*WHAT TO PRODUCE:* Leave out the pictures and copy every record exactly.

#### EXCERPTED DATA ####

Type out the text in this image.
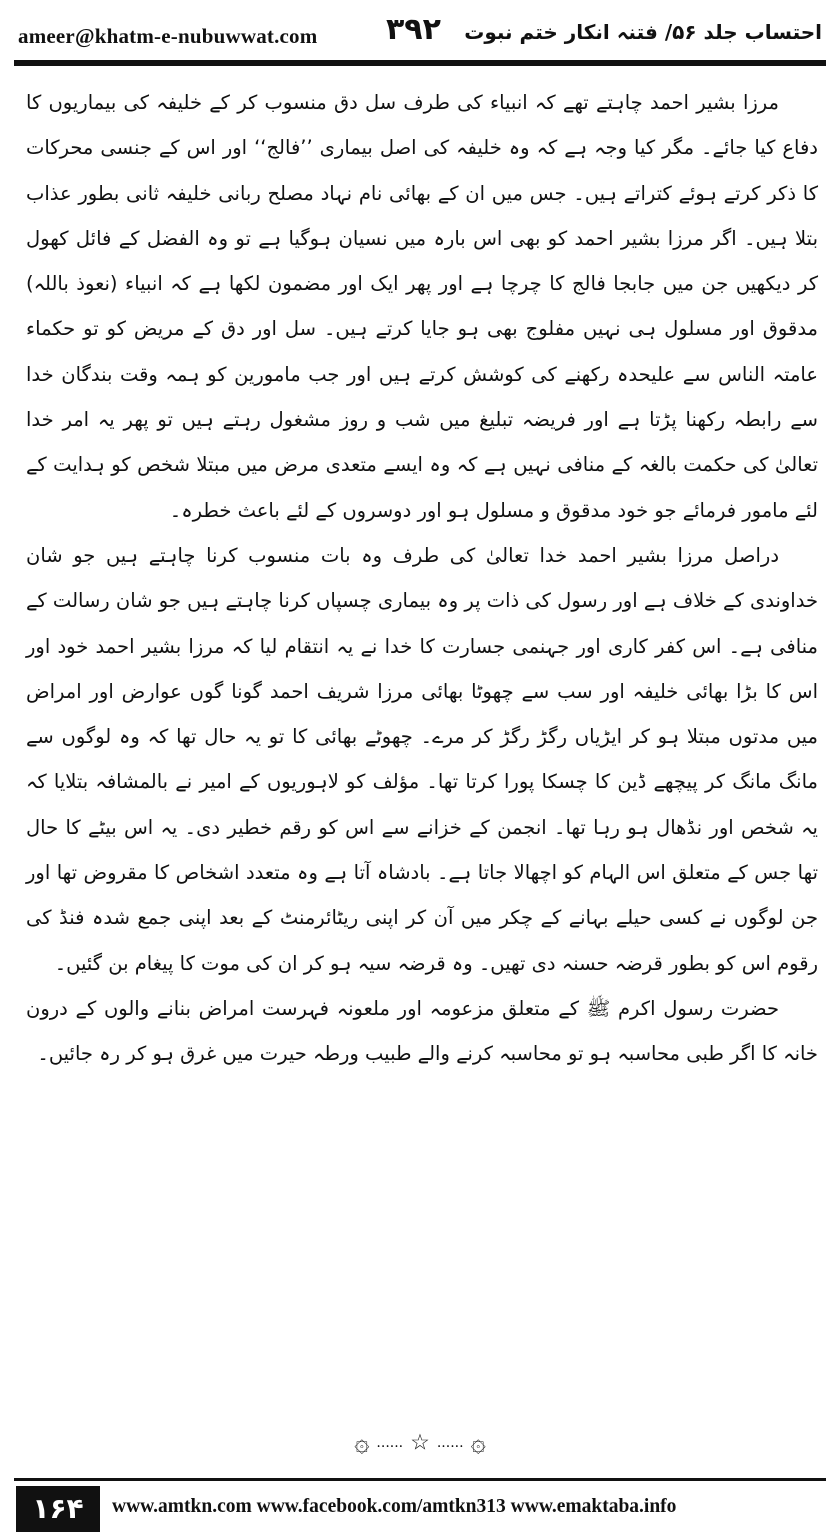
ameer@khatm-e-nubuwwat.com ۳۹۲ احتساب جلد ۵۶/ فتنہ انکار ختم نبوت

مرزا بشیر احمد چاہتے تھے کہ انبیاء کی طرف سل دق منسوب کر کے خلیفہ کی بیماریوں کا دفاع کیا جائے۔ مگر کیا وجہ ہے کہ وہ خلیفہ کی اصل بیماری ’’فالج‘‘ اور اس کے جنسی محرکات کا ذکر کرتے ہوئے کتراتے ہیں۔ جس میں ان کے بھائی نام نہاد مصلح ربانی خلیفہ ثانی بطور عذاب بتلا ہیں۔ اگر مرزا بشیر احمد کو بھی اس بارہ میں نسیان ہوگیا ہے تو وہ الفضل کے فائل کھول کر دیکھیں جن میں جابجا فالج کا چرچا ہے اور پھر ایک اور مضمون لکھا ہے کہ انبیاء (نعوذ باللہ) مدقوق اور مسلول ہی نہیں مفلوج بھی ہو جایا کرتے ہیں۔ سل اور دق کے مریض کو تو حکماء عامتہ الناس سے علیحدہ رکھنے کی کوشش کرتے ہیں اور جب مامورین کو ہمہ وقت بندگان خدا سے رابطہ رکھنا پڑتا ہے اور فریضہ تبلیغ میں شب و روز مشغول رہتے ہیں تو پھر یہ امر خدا تعالیٰ کی حکمت بالغہ کے منافی نہیں ہے کہ وہ ایسے متعدی مرض میں مبتلا شخص کو ہدایت کے لئے مامور فرمائے جو خود مدقوق و مسلول ہو اور دوسروں کے لئے باعث خطرہ۔

دراصل مرزا بشیر احمد خدا تعالیٰ کی طرف وہ بات منسوب کرنا چاہتے ہیں جو شان خداوندی کے خلاف ہے اور رسول کی ذات پر وہ بیماری چسپاں کرنا چاہتے ہیں جو شان رسالت کے منافی ہے۔ اس کفر کاری اور جہنمی جسارت کا خدا نے یہ انتقام لیا کہ مرزا بشیر احمد خود اور اس کا بڑا بھائی خلیفہ اور سب سے چھوٹا بھائی مرزا شریف احمد گونا گوں عوارض اور امراض میں مدتوں مبتلا ہو کر ایڑیاں رگڑ رگڑ کر مرے۔ چھوٹے بھائی کا تو یہ حال تھا کہ وہ لوگوں سے مانگ مانگ کر پیچھے ڈین کا چسکا پورا کرتا تھا۔ مؤلف کو لاہوریوں کے امیر نے بالمشافہ بتلایا کہ یہ شخص اور نڈھال ہو رہا تھا۔ انجمن کے خزانے سے اس کو رقم خطیر دی۔ یہ اس بیٹے کا حال تھا جس کے متعلق اس الہام کو اچھالا جاتا ہے۔ بادشاہ آتا ہے وہ متعدد اشخاص کا مقروض تھا اور جن لوگوں نے کسی حیلے بہانے کے چکر میں آن کر اپنی ریٹائرمنٹ کے بعد اپنی جمع شدہ فنڈ کی رقوم اس کو بطور قرضہ حسنہ دی تھیں۔ وہ قرضہ سیہ ہو کر ان کی موت کا پیغام بن گئیں۔

حضرت رسول اکرم ﷺ کے متعلق مزعومہ اور ملعونہ فہرست امراض بنانے والوں کے درون خانہ کا اگر طبی محاسبہ ہو تو محاسبہ کرنے والے طبیب ورطہ حیرت میں غرق ہو کر رہ جائیں۔

۞ ...... ☆ ...... ۞
۱۶۴	www.amtkn.com www.facebook.com/amtkn313 www.emaktaba.info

####

*TASK RESPONSE:*
Type out the text in this image.
ameer@khatm-e-nubuwwat.com ۳۹۲ احتساب جلد ۵۶/ فتنہ انکار ختم نبوت

مرزا بشیر احمد چاہتے تھے کہ انبیاء کی طرف سل دق منسوب کر کے خلیفہ کی بیماریوں کا دفاع کیا جائے۔ مگر کیا وجہ ہے کہ وہ خلیفہ کی اصل بیماری ’’فالج‘‘ اور اس کے جنسی محرکات کا ذکر کرتے ہوئے کتراتے ہیں۔ جس میں ان کے بھائی نام نہاد مصلح ربانی خلیفہ ثانی بطور عذاب بتلا ہیں۔ اگر مرزا بشیر احمد کو بھی اس بارہ میں نسیان ہوگیا ہے تو وہ الفضل کے فائل کھول کر دیکھیں جن میں جابجا فالج کا چرچا ہے اور پھر ایک اور مضمون لکھا ہے کہ انبیاء (نعوذ باللہ) مدقوق اور مسلول ہی نہیں مفلوج بھی ہو جایا کرتے ہیں۔ سل اور دق کے مریض کو تو حکماء عامتہ الناس سے علیحدہ رکھنے کی کوشش کرتے ہیں اور جب مامورین کو ہمہ وقت بندگان خدا سے رابطہ رکھنا پڑتا ہے اور فریضہ تبلیغ میں شب و روز مشغول رہتے ہیں تو پھر یہ امر خدا تعالیٰ کی حکمت بالغہ کے منافی نہیں ہے کہ وہ ایسے متعدی مرض میں مبتلا شخص کو ہدایت کے لئے مامور فرمائے جو خود مدقوق و مسلول ہو اور دوسروں کے لئے باعث خطرہ۔

دراصل مرزا بشیر احمد خدا تعالیٰ کی طرف وہ بات منسوب کرنا چاہتے ہیں جو شان خداوندی کے خلاف ہے اور رسول کی ذات پر وہ بیماری چسپاں کرنا چاہتے ہیں جو شان رسالت کے منافی ہے۔ اس کفر کاری اور جہنمی جسارت کا خدا نے یہ انتقام لیا کہ مرزا بشیر احمد خود اور اس کا بڑا بھائی خلیفہ اور سب سے چھوٹا بھائی مرزا شریف احمد گونا گوں عوارض اور امراض میں مدتوں مبتلا ہو کر ایڑیاں رگڑ رگڑ کر مرے۔ چھوٹے بھائی کا تو یہ حال تھا کہ وہ لوگوں سے مانگ مانگ کر پیچھے ڈین کا چسکا پورا کرتا تھا۔ مؤلف کو لاہوریوں کے امیر نے بالمشافہ بتلایا کہ یہ شخص اور نڈھال ہو رہا تھا۔ انجمن کے خزانے سے اس کو رقم خطیر دی۔ یہ اس بیٹے کا حال تھا جس کے متعلق اس الہام کو اچھالا جاتا ہے۔ بادشاہ آتا ہے وہ متعدد اشخاص کا مقروض تھا اور جن لوگوں نے کسی حیلے بہانے کے چکر میں آن کر اپنی ریٹائرمنٹ کے بعد اپنی جمع شدہ فنڈ کی رقوم اس کو بطور قرضہ حسنہ دی تھیں۔ وہ قرضہ سیہ ہو کر ان کی موت کا پیغام بن گئیں۔

حضرت رسول اکرم ﷺ کے متعلق مزعومہ اور ملعونہ فہرست امراض بنانے والوں کے درون خانہ کا اگر طبی محاسبہ ہو تو محاسبہ کرنے والے طبیب ورطہ حیرت میں غرق ہو کر رہ جائیں۔

۞ ...... ☆ ...... ۞
۱۶۴	www.amtkn.com www.facebook.com/amtkn313 www.emaktaba.info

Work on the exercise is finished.